_What this task involves_
Pull out each line of the records holding the string "primary".

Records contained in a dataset
════════

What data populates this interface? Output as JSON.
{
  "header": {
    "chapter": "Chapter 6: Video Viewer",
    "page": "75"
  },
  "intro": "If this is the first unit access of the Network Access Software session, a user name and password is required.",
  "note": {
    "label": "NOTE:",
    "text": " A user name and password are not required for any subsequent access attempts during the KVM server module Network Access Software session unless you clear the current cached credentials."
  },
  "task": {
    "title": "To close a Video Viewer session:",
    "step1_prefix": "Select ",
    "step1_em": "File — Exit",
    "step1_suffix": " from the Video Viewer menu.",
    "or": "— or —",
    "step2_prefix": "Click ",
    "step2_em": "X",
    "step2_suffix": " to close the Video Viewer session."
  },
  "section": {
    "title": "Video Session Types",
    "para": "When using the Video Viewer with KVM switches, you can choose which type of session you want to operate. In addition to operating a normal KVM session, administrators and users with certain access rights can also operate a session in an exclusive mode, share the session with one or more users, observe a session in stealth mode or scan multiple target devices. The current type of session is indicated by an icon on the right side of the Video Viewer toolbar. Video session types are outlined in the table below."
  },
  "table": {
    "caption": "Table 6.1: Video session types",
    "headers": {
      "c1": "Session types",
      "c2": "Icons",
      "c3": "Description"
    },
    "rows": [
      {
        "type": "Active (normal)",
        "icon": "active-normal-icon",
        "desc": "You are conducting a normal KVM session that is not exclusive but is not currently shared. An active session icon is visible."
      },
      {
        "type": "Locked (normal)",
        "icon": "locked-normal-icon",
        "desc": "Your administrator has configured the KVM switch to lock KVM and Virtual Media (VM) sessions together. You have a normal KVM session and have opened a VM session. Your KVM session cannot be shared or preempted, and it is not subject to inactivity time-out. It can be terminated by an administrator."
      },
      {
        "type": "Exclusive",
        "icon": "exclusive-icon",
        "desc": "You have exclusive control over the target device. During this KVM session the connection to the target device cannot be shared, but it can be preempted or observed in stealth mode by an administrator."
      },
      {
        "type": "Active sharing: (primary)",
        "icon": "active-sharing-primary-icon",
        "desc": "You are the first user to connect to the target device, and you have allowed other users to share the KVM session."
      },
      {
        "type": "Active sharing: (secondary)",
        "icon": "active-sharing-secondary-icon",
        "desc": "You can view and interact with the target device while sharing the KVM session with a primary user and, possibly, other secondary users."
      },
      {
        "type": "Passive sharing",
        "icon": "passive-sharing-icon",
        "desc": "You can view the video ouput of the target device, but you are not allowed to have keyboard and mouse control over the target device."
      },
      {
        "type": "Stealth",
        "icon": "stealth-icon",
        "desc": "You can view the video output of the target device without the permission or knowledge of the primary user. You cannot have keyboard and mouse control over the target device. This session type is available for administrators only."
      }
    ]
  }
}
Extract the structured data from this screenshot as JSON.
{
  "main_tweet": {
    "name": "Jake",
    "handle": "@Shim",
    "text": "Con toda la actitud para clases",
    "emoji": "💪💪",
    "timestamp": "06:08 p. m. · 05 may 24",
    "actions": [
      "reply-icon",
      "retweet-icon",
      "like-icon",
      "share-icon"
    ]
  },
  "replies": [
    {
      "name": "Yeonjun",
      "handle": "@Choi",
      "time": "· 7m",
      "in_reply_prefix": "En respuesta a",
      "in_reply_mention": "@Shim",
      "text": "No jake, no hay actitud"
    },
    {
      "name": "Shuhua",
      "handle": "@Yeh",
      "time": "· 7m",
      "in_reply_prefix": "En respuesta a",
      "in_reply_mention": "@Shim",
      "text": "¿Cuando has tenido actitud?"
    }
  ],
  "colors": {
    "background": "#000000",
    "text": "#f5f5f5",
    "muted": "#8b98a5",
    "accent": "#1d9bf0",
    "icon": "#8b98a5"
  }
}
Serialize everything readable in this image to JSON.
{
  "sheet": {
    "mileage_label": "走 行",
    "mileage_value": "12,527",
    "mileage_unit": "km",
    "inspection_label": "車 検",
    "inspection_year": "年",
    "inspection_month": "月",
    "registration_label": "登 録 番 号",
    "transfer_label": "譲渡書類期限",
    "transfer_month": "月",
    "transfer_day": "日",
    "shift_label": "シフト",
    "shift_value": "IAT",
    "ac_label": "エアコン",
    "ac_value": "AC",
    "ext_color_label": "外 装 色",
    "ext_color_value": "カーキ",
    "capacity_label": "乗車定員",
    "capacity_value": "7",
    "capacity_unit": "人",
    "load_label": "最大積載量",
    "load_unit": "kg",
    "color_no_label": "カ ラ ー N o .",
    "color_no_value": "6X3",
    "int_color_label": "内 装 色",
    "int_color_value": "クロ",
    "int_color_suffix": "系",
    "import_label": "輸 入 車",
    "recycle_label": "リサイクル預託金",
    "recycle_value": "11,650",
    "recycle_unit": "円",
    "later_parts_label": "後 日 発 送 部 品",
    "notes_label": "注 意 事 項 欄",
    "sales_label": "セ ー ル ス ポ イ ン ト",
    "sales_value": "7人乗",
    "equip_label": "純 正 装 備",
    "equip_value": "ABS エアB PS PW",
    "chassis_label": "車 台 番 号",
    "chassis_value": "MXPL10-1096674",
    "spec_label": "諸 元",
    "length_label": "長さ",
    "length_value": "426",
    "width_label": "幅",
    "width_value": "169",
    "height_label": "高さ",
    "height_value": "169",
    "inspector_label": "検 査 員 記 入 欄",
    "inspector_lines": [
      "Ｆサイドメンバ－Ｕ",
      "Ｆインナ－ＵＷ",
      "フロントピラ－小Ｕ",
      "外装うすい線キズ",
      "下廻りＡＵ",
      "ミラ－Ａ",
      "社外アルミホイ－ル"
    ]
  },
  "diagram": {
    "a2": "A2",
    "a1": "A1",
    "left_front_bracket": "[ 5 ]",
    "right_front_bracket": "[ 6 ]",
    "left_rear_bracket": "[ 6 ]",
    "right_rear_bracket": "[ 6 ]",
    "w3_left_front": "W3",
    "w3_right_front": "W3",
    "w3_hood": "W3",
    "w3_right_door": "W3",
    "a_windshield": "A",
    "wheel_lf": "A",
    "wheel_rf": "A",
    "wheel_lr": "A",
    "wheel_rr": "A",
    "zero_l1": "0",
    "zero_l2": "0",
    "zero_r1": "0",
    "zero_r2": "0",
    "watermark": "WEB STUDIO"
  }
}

════════

_Response to the task_
        "type": "Active sharing: (primary)",
        "icon": "active-sharing-primary-icon",
        "desc": "You can view and interact with the target device while sharing the KVM session with a primary user and, possibly, other secondary users."
        "desc": "You can view the video output of the target device without the permission or knowledge of the primary user. You cannot have keyboard and mouse control over the target device. This session type is available for administrators only."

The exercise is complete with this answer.